__Given instruction__
Note how many lines hold the string "color" and give that number without any other words.

:: Records

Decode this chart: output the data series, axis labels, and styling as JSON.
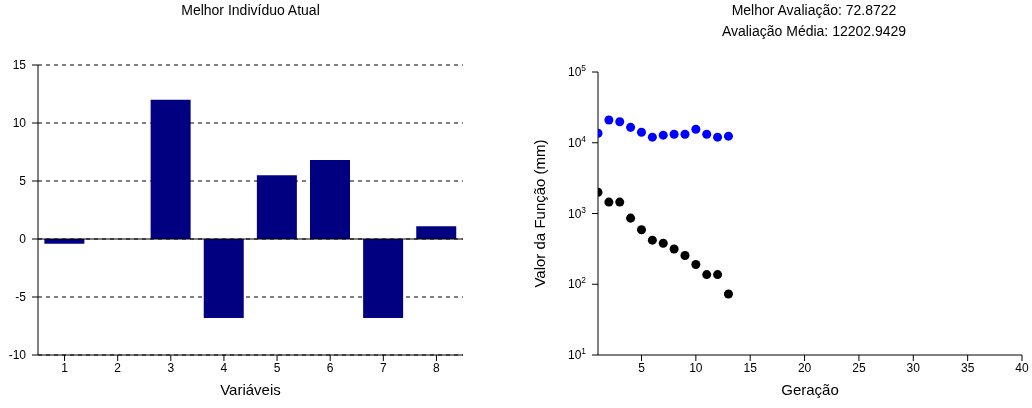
{
  "chart_data": [
    {
      "type": "bar",
      "title": "Melhor Indivíduo Atual",
      "xlabel": "Variáveis",
      "categories": [
        "1",
        "2",
        "3",
        "4",
        "5",
        "6",
        "7",
        "8"
      ],
      "values": [
        -0.4,
        0,
        12,
        -6.8,
        5.5,
        6.8,
        -6.8,
        1.1
      ],
      "color": "#000080",
      "ylim": [
        -10,
        15
      ],
      "yticks": [
        -10,
        -5,
        0,
        5,
        10,
        15
      ],
      "grid": "y",
      "line_style": "dashed",
      "ref_lines": [
        {
          "axis": "y",
          "value": 0,
          "color": "#000000"
        }
      ]
    },
    {
      "type": "scatter",
      "title": "Melhor Avaliação: 72.8722",
      "subtitle": "Avaliação Média: 12202.9429",
      "xlabel": "Geração",
      "ylabel": "Valor da Função (mm)",
      "x": [
        1,
        2,
        3,
        4,
        5,
        6,
        7,
        8,
        9,
        10,
        11,
        12,
        13
      ],
      "series": [
        {
          "color": "#0000ff",
          "values": [
            13600,
            21000,
            19800,
            16500,
            14100,
            12000,
            12800,
            13200,
            13200,
            15500,
            13200,
            12000,
            12400
          ]
        },
        {
          "color": "#000000",
          "values": [
            2000,
            1450,
            1450,
            860,
            590,
            420,
            380,
            315,
            255,
            190,
            137,
            137,
            72.8722
          ]
        }
      ],
      "log": "y",
      "marker": "circle",
      "xlim": [
        1,
        40
      ],
      "xticks": [
        5,
        10,
        15,
        20,
        25,
        30,
        35,
        40
      ],
      "ylim": [
        10,
        100000
      ],
      "yticks": [
        {
          "value": 10,
          "label": "10$^{1}$"
        },
        {
          "value": 100,
          "label": "10$^{2}$"
        },
        {
          "value": 1000,
          "label": "10$^{3}$"
        },
        {
          "value": 10000,
          "label": "10$^{4}$"
        },
        {
          "value": 100000,
          "label": "10$^{5}$"
        }
      ]
    }
  ]
}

::::

__Answer for the task__
4